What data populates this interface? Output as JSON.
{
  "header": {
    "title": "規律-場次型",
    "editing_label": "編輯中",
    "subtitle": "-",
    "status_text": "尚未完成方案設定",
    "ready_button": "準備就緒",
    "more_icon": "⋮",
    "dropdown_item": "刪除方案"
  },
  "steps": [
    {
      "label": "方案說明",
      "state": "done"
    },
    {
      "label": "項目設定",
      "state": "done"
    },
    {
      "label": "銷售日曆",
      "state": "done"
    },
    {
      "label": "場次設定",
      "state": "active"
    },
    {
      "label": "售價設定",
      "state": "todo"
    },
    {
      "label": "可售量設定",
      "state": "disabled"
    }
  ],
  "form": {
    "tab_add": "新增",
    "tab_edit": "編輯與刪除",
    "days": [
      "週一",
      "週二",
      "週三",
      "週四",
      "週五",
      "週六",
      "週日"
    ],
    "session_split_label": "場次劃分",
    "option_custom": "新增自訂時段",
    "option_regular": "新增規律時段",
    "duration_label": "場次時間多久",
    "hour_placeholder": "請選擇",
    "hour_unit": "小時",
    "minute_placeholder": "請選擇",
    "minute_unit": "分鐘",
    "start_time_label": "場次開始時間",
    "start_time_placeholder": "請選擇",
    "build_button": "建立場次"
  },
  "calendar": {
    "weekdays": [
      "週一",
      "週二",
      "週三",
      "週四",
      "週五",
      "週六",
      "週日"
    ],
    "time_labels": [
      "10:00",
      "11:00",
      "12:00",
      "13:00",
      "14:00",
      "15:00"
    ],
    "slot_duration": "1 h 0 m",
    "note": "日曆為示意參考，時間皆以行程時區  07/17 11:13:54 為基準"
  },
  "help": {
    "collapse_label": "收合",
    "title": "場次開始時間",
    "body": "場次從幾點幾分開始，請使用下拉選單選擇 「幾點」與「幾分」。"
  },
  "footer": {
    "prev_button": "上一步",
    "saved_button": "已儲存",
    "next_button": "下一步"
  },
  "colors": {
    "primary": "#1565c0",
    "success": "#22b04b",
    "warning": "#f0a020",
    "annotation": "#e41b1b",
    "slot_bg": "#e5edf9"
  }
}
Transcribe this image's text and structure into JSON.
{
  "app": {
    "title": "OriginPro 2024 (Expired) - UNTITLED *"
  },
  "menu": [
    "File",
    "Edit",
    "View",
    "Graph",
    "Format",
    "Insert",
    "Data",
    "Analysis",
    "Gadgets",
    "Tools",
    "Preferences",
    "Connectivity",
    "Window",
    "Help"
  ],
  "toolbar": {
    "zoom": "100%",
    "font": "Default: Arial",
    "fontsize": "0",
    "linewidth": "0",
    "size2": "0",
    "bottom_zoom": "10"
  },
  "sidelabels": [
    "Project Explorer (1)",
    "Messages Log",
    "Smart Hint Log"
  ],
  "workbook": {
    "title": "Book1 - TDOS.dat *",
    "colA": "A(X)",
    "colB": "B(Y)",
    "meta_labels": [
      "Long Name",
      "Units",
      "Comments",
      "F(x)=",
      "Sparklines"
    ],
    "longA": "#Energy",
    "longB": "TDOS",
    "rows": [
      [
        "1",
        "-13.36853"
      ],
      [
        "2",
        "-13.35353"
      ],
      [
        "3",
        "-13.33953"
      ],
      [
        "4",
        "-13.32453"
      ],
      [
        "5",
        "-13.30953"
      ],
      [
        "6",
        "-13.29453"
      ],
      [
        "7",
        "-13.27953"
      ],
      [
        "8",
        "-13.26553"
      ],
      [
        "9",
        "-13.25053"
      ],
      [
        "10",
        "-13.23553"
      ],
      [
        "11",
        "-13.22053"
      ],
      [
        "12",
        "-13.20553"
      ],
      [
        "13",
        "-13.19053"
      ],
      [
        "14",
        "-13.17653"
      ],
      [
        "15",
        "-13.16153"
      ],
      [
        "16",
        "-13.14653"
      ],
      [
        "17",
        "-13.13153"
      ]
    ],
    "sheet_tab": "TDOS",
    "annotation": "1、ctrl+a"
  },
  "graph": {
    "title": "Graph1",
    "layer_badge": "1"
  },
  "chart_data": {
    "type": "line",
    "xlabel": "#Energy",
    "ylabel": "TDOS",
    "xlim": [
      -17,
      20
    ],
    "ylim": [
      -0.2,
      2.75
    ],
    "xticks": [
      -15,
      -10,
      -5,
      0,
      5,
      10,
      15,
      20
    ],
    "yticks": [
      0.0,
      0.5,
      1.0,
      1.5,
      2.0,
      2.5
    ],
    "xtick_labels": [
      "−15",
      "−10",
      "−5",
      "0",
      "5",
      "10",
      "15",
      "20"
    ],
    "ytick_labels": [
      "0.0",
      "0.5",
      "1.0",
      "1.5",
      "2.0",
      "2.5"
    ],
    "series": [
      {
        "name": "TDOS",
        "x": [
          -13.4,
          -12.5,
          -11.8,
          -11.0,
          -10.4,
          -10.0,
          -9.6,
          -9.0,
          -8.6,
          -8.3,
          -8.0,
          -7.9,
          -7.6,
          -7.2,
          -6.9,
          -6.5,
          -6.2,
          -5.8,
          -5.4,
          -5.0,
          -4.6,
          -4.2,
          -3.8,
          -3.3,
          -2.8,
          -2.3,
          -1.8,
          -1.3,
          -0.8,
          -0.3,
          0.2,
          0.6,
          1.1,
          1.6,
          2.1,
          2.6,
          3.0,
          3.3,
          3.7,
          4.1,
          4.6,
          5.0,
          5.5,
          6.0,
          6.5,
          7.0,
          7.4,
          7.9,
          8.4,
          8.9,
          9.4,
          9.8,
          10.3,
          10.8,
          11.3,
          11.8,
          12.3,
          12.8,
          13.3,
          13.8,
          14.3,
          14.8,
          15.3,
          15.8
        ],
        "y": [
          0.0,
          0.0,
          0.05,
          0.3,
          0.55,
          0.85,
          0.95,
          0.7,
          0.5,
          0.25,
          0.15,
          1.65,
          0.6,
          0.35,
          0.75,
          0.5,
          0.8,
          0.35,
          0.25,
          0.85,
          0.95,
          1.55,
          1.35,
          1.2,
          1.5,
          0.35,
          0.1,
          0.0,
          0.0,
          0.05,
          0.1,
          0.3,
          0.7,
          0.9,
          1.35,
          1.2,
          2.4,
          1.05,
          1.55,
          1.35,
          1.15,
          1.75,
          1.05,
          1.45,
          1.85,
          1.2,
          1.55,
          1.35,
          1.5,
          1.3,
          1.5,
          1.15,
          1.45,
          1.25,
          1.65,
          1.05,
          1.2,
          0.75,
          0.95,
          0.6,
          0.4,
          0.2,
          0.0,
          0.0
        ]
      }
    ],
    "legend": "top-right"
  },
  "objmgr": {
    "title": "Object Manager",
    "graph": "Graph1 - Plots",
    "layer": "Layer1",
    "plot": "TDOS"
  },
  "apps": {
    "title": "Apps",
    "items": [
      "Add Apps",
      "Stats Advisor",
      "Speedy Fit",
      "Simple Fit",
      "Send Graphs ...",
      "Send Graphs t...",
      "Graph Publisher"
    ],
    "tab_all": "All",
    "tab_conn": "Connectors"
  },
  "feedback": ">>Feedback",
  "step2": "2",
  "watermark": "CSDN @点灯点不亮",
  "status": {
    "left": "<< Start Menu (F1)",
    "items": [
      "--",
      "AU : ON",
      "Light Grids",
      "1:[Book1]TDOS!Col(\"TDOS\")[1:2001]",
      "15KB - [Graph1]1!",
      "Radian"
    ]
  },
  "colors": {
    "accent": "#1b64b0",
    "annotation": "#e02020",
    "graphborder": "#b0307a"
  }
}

What is required —
Every line that holds the string "TDOS" should be returned.

Task solution —
    "title": "Book1 - TDOS.dat *",
    "longB": "TDOS",
    "sheet_tab": "TDOS",
    "ylabel": "TDOS",
        "name": "TDOS",
    "plot": "TDOS"
      "1:[Book1]TDOS!Col(\"TDOS\")[1:2001]",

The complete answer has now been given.